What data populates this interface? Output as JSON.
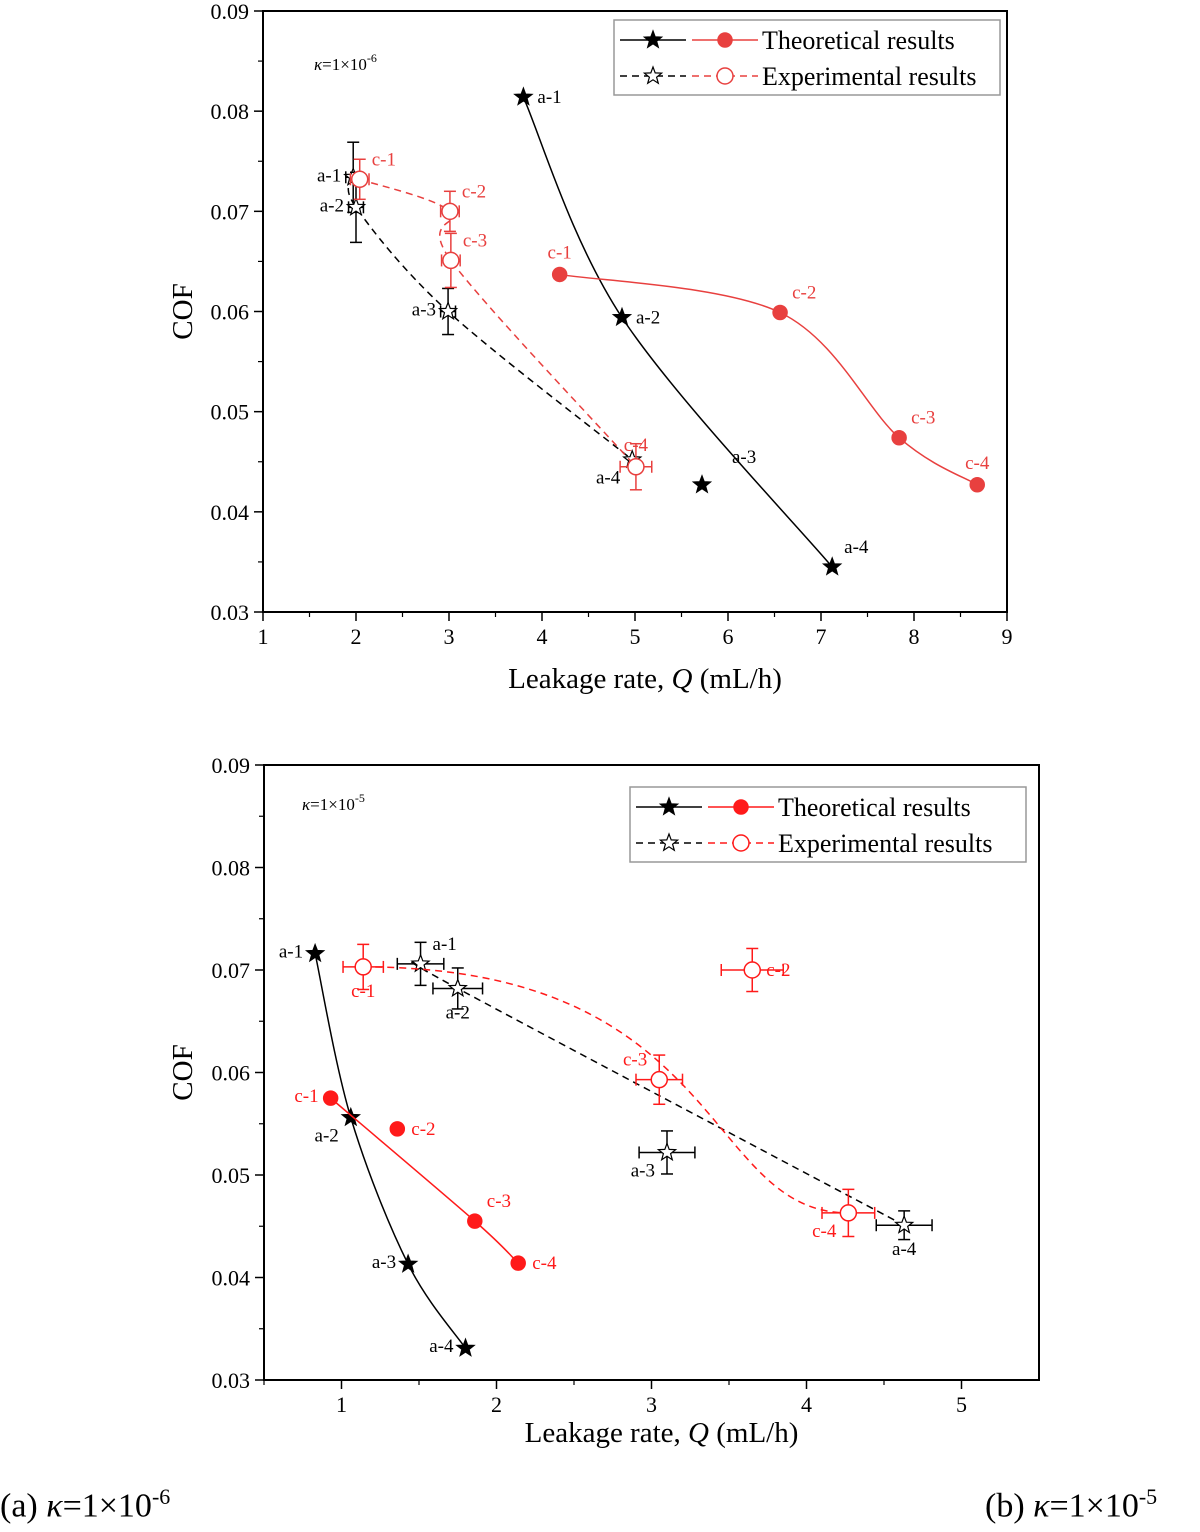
{
  "colors": {
    "black": "#000000",
    "red_a": "#e8403f",
    "red_b": "#ff1a1a",
    "legend_border": "#999999"
  },
  "captions": [
    {
      "prefix": "(a) ",
      "kappa": "κ",
      "text": "=1×10",
      "exp": "-6"
    },
    {
      "prefix": "(b) ",
      "kappa": "κ",
      "text": "=1×10",
      "exp": "-5"
    }
  ],
  "chart_data": [
    {
      "type": "scatter",
      "xlabel": "Leakage rate, Q (mL/h)",
      "ylabel": "COF",
      "xlim": [
        1,
        9
      ],
      "ylim": [
        0.03,
        0.09
      ],
      "xticks": [
        1,
        2,
        3,
        4,
        5,
        6,
        7,
        8,
        9
      ],
      "yticks": [
        "0.03",
        "0.04",
        "0.05",
        "0.06",
        "0.07",
        "0.08",
        "0.09"
      ],
      "grid": false,
      "annotation": {
        "kappa": "κ",
        "text": "=1×10",
        "exp": "-6"
      },
      "legend": {
        "placement": "top-right",
        "entries": [
          "Theoretical results",
          "Experimental results"
        ]
      },
      "series": [
        {
          "group": "Theoretical results",
          "color": "#000000",
          "marker": "star-filled",
          "line": "solid",
          "fit": "spline",
          "points": [
            {
              "label": "a-1",
              "x": 3.8,
              "y": 0.0814,
              "label_pos": "right"
            },
            {
              "label": "a-2",
              "x": 4.86,
              "y": 0.0594,
              "label_pos": "right"
            },
            {
              "label": "a-3",
              "x": 5.72,
              "y": 0.0427,
              "label_pos": "far-upper-right",
              "off_curve": true
            },
            {
              "label": "a-4",
              "x": 7.12,
              "y": 0.0345,
              "label_pos": "upper-right"
            }
          ]
        },
        {
          "group": "Theoretical results",
          "color": "#e8403f",
          "marker": "circle-filled",
          "line": "solid",
          "fit": "spline",
          "points": [
            {
              "label": "c-1",
              "x": 4.19,
              "y": 0.0637,
              "label_pos": "above"
            },
            {
              "label": "c-2",
              "x": 6.56,
              "y": 0.0599,
              "label_pos": "upper-right"
            },
            {
              "label": "c-3",
              "x": 7.84,
              "y": 0.0474,
              "label_pos": "upper-right"
            },
            {
              "label": "c-4",
              "x": 8.68,
              "y": 0.0427,
              "label_pos": "above"
            }
          ]
        },
        {
          "group": "Experimental results",
          "color": "#000000",
          "marker": "star-open",
          "line": "dashed",
          "fit": "spline",
          "points": [
            {
              "label": "a-1",
              "x": 1.97,
              "y": 0.0734,
              "xerr": 0.08,
              "yerr": 0.0035,
              "label_pos": "left"
            },
            {
              "label": "a-2",
              "x": 2.0,
              "y": 0.0704,
              "xerr": 0.08,
              "yerr": 0.0035,
              "label_pos": "left"
            },
            {
              "label": "a-3",
              "x": 2.99,
              "y": 0.06,
              "xerr": 0.08,
              "yerr": 0.0023,
              "label_pos": "left"
            },
            {
              "label": "a-4",
              "x": 4.97,
              "y": 0.0452,
              "label_pos": "lower-left"
            }
          ]
        },
        {
          "group": "Experimental results",
          "color": "#e8403f",
          "marker": "circle-open",
          "line": "dashed",
          "fit": "spline",
          "points": [
            {
              "label": "c-1",
              "x": 2.04,
              "y": 0.0732,
              "xerr": 0.1,
              "yerr": 0.002,
              "label_pos": "upper-right"
            },
            {
              "label": "c-2",
              "x": 3.01,
              "y": 0.07,
              "xerr": 0.1,
              "yerr": 0.002,
              "label_pos": "upper-right"
            },
            {
              "label": "c-3",
              "x": 3.02,
              "y": 0.0651,
              "xerr": 0.1,
              "yerr": 0.0027,
              "label_pos": "upper-right"
            },
            {
              "label": "c-4",
              "x": 5.01,
              "y": 0.0445,
              "xerr": 0.17,
              "yerr": 0.0023,
              "label_pos": "above"
            }
          ]
        }
      ]
    },
    {
      "type": "scatter",
      "xlabel": "Leakage rate, Q (mL/h)",
      "ylabel": "COF",
      "xlim": [
        0.5,
        5.5
      ],
      "ylim": [
        0.03,
        0.09
      ],
      "xticks": [
        1,
        2,
        3,
        4,
        5
      ],
      "yticks": [
        "0.03",
        "0.04",
        "0.05",
        "0.06",
        "0.07",
        "0.08",
        "0.09"
      ],
      "grid": false,
      "annotation": {
        "kappa": "κ",
        "text": "=1×10",
        "exp": "-5"
      },
      "legend": {
        "placement": "top-right",
        "entries": [
          "Theoretical results",
          "Experimental results"
        ]
      },
      "series": [
        {
          "group": "Theoretical results",
          "color": "#000000",
          "marker": "star-filled",
          "line": "solid",
          "fit": "spline",
          "points": [
            {
              "label": "a-1",
              "x": 0.83,
              "y": 0.0716,
              "label_pos": "left"
            },
            {
              "label": "a-2",
              "x": 1.06,
              "y": 0.0556,
              "label_pos": "lower-left"
            },
            {
              "label": "a-3",
              "x": 1.43,
              "y": 0.0413,
              "label_pos": "left"
            },
            {
              "label": "a-4",
              "x": 1.8,
              "y": 0.0331,
              "label_pos": "left"
            }
          ]
        },
        {
          "group": "Theoretical results",
          "color": "#ff1a1a",
          "marker": "circle-filled",
          "line": "solid",
          "fit": "spline",
          "points": [
            {
              "label": "c-1",
              "x": 0.93,
              "y": 0.0575,
              "label_pos": "left"
            },
            {
              "label": "c-2",
              "x": 1.36,
              "y": 0.0545,
              "label_pos": "right",
              "off_curve": true
            },
            {
              "label": "c-3",
              "x": 1.86,
              "y": 0.0455,
              "label_pos": "upper-right"
            },
            {
              "label": "c-4",
              "x": 2.14,
              "y": 0.0414,
              "label_pos": "right"
            }
          ]
        },
        {
          "group": "Experimental results",
          "color": "#000000",
          "marker": "star-open",
          "line": "dashed",
          "fit": "spline",
          "points": [
            {
              "label": "a-1",
              "x": 1.51,
              "y": 0.0706,
              "xerr": 0.15,
              "yerr": 0.0021,
              "label_pos": "upper-right"
            },
            {
              "label": "a-2",
              "x": 1.75,
              "y": 0.0682,
              "xerr": 0.16,
              "yerr": 0.002,
              "label_pos": "below"
            },
            {
              "label": "a-3",
              "x": 3.1,
              "y": 0.0522,
              "xerr": 0.18,
              "yerr": 0.0021,
              "label_pos": "lower-left",
              "off_curve": true
            },
            {
              "label": "a-4",
              "x": 4.63,
              "y": 0.0451,
              "xerr": 0.18,
              "yerr": 0.0014,
              "label_pos": "below"
            }
          ]
        },
        {
          "group": "Experimental results",
          "color": "#ff1a1a",
          "marker": "circle-open",
          "line": "dashed",
          "fit": "sigmoid",
          "points": [
            {
              "label": "c-1",
              "x": 1.14,
              "y": 0.0703,
              "xerr": 0.13,
              "yerr": 0.0022,
              "label_pos": "below"
            },
            {
              "label": "c-2",
              "x": 3.65,
              "y": 0.07,
              "xerr": 0.2,
              "yerr": 0.0021,
              "label_pos": "right",
              "off_curve": true
            },
            {
              "label": "c-3",
              "x": 3.05,
              "y": 0.0593,
              "xerr": 0.15,
              "yerr": 0.0024,
              "label_pos": "upper-left",
              "off_curve": true
            },
            {
              "label": "c-4",
              "x": 4.27,
              "y": 0.0463,
              "xerr": 0.17,
              "yerr": 0.0023,
              "label_pos": "lower-left"
            }
          ]
        }
      ]
    }
  ]
}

· · · ·

Give an exact reproduction of every line, leaving out any picture.

Result of this task |
What data populates this interface? Output as JSON.
{
  "colors": {
    "black": "#000000",
    "red_a": "#e8403f",
    "red_b": "#ff1a1a",
    "legend_border": "#999999"
  },
  "captions": [
    {
      "prefix": "(a) ",
      "kappa": "κ",
      "text": "=1×10",
      "exp": "-6"
    },
    {
      "prefix": "(b) ",
      "kappa": "κ",
      "text": "=1×10",
      "exp": "-5"
    }
  ],
  "chart_data": [
    {
      "type": "scatter",
      "xlabel": "Leakage rate, Q (mL/h)",
      "ylabel": "COF",
      "xlim": [
        1,
        9
      ],
      "ylim": [
        0.03,
        0.09
      ],
      "xticks": [
        1,
        2,
        3,
        4,
        5,
        6,
        7,
        8,
        9
      ],
      "yticks": [
        "0.03",
        "0.04",
        "0.05",
        "0.06",
        "0.07",
        "0.08",
        "0.09"
      ],
      "grid": false,
      "annotation": {
        "kappa": "κ",
        "text": "=1×10",
        "exp": "-6"
      },
      "legend": {
        "placement": "top-right",
        "entries": [
          "Theoretical results",
          "Experimental results"
        ]
      },
      "series": [
        {
          "group": "Theoretical results",
          "color": "#000000",
          "marker": "star-filled",
          "line": "solid",
          "fit": "spline",
          "points": [
            {
              "label": "a-1",
              "x": 3.8,
              "y": 0.0814,
              "label_pos": "right"
            },
            {
              "label": "a-2",
              "x": 4.86,
              "y": 0.0594,
              "label_pos": "right"
            },
            {
              "label": "a-3",
              "x": 5.72,
              "y": 0.0427,
              "label_pos": "far-upper-right",
              "off_curve": true
            },
            {
              "label": "a-4",
              "x": 7.12,
              "y": 0.0345,
              "label_pos": "upper-right"
            }
          ]
        },
        {
          "group": "Theoretical results",
          "color": "#e8403f",
          "marker": "circle-filled",
          "line": "solid",
          "fit": "spline",
          "points": [
            {
              "label": "c-1",
              "x": 4.19,
              "y": 0.0637,
              "label_pos": "above"
            },
            {
              "label": "c-2",
              "x": 6.56,
              "y": 0.0599,
              "label_pos": "upper-right"
            },
            {
              "label": "c-3",
              "x": 7.84,
              "y": 0.0474,
              "label_pos": "upper-right"
            },
            {
              "label": "c-4",
              "x": 8.68,
              "y": 0.0427,
              "label_pos": "above"
            }
          ]
        },
        {
          "group": "Experimental results",
          "color": "#000000",
          "marker": "star-open",
          "line": "dashed",
          "fit": "spline",
          "points": [
            {
              "label": "a-1",
              "x": 1.97,
              "y": 0.0734,
              "xerr": 0.08,
              "yerr": 0.0035,
              "label_pos": "left"
            },
            {
              "label": "a-2",
              "x": 2.0,
              "y": 0.0704,
              "xerr": 0.08,
              "yerr": 0.0035,
              "label_pos": "left"
            },
            {
              "label": "a-3",
              "x": 2.99,
              "y": 0.06,
              "xerr": 0.08,
              "yerr": 0.0023,
              "label_pos": "left"
            },
            {
              "label": "a-4",
              "x": 4.97,
              "y": 0.0452,
              "label_pos": "lower-left"
            }
          ]
        },
        {
          "group": "Experimental results",
          "color": "#e8403f",
          "marker": "circle-open",
          "line": "dashed",
          "fit": "spline",
          "points": [
            {
              "label": "c-1",
              "x": 2.04,
              "y": 0.0732,
              "xerr": 0.1,
              "yerr": 0.002,
              "label_pos": "upper-right"
            },
            {
              "label": "c-2",
              "x": 3.01,
              "y": 0.07,
              "xerr": 0.1,
              "yerr": 0.002,
              "label_pos": "upper-right"
            },
            {
              "label": "c-3",
              "x": 3.02,
              "y": 0.0651,
              "xerr": 0.1,
              "yerr": 0.0027,
              "label_pos": "upper-right"
            },
            {
              "label": "c-4",
              "x": 5.01,
              "y": 0.0445,
              "xerr": 0.17,
              "yerr": 0.0023,
              "label_pos": "above"
            }
          ]
        }
      ]
    },
    {
      "type": "scatter",
      "xlabel": "Leakage rate, Q (mL/h)",
      "ylabel": "COF",
      "xlim": [
        0.5,
        5.5
      ],
      "ylim": [
        0.03,
        0.09
      ],
      "xticks": [
        1,
        2,
        3,
        4,
        5
      ],
      "yticks": [
        "0.03",
        "0.04",
        "0.05",
        "0.06",
        "0.07",
        "0.08",
        "0.09"
      ],
      "grid": false,
      "annotation": {
        "kappa": "κ",
        "text": "=1×10",
        "exp": "-5"
      },
      "legend": {
        "placement": "top-right",
        "entries": [
          "Theoretical results",
          "Experimental results"
        ]
      },
      "series": [
        {
          "group": "Theoretical results",
          "color": "#000000",
          "marker": "star-filled",
          "line": "solid",
          "fit": "spline",
          "points": [
            {
              "label": "a-1",
              "x": 0.83,
              "y": 0.0716,
              "label_pos": "left"
            },
            {
              "label": "a-2",
              "x": 1.06,
              "y": 0.0556,
              "label_pos": "lower-left"
            },
            {
              "label": "a-3",
              "x": 1.43,
              "y": 0.0413,
              "label_pos": "left"
            },
            {
              "label": "a-4",
              "x": 1.8,
              "y": 0.0331,
              "label_pos": "left"
            }
          ]
        },
        {
          "group": "Theoretical results",
          "color": "#ff1a1a",
          "marker": "circle-filled",
          "line": "solid",
          "fit": "spline",
          "points": [
            {
              "label": "c-1",
              "x": 0.93,
              "y": 0.0575,
              "label_pos": "left"
            },
            {
              "label": "c-2",
              "x": 1.36,
              "y": 0.0545,
              "label_pos": "right",
              "off_curve": true
            },
            {
              "label": "c-3",
              "x": 1.86,
              "y": 0.0455,
              "label_pos": "upper-right"
            },
            {
              "label": "c-4",
              "x": 2.14,
              "y": 0.0414,
              "label_pos": "right"
            }
          ]
        },
        {
          "group": "Experimental results",
          "color": "#000000",
          "marker": "star-open",
          "line": "dashed",
          "fit": "spline",
          "points": [
            {
              "label": "a-1",
              "x": 1.51,
              "y": 0.0706,
              "xerr": 0.15,
              "yerr": 0.0021,
              "label_pos": "upper-right"
            },
            {
              "label": "a-2",
              "x": 1.75,
              "y": 0.0682,
              "xerr": 0.16,
              "yerr": 0.002,
              "label_pos": "below"
            },
            {
              "label": "a-3",
              "x": 3.1,
              "y": 0.0522,
              "xerr": 0.18,
              "yerr": 0.0021,
              "label_pos": "lower-left",
              "off_curve": true
            },
            {
              "label": "a-4",
              "x": 4.63,
              "y": 0.0451,
              "xerr": 0.18,
              "yerr": 0.0014,
              "label_pos": "below"
            }
          ]
        },
        {
          "group": "Experimental results",
          "color": "#ff1a1a",
          "marker": "circle-open",
          "line": "dashed",
          "fit": "sigmoid",
          "points": [
            {
              "label": "c-1",
              "x": 1.14,
              "y": 0.0703,
              "xerr": 0.13,
              "yerr": 0.0022,
              "label_pos": "below"
            },
            {
              "label": "c-2",
              "x": 3.65,
              "y": 0.07,
              "xerr": 0.2,
              "yerr": 0.0021,
              "label_pos": "right",
              "off_curve": true
            },
            {
              "label": "c-3",
              "x": 3.05,
              "y": 0.0593,
              "xerr": 0.15,
              "yerr": 0.0024,
              "label_pos": "upper-left",
              "off_curve": true
            },
            {
              "label": "c-4",
              "x": 4.27,
              "y": 0.0463,
              "xerr": 0.17,
              "yerr": 0.0023,
              "label_pos": "lower-left"
            }
          ]
        }
      ]
    }
  ]
}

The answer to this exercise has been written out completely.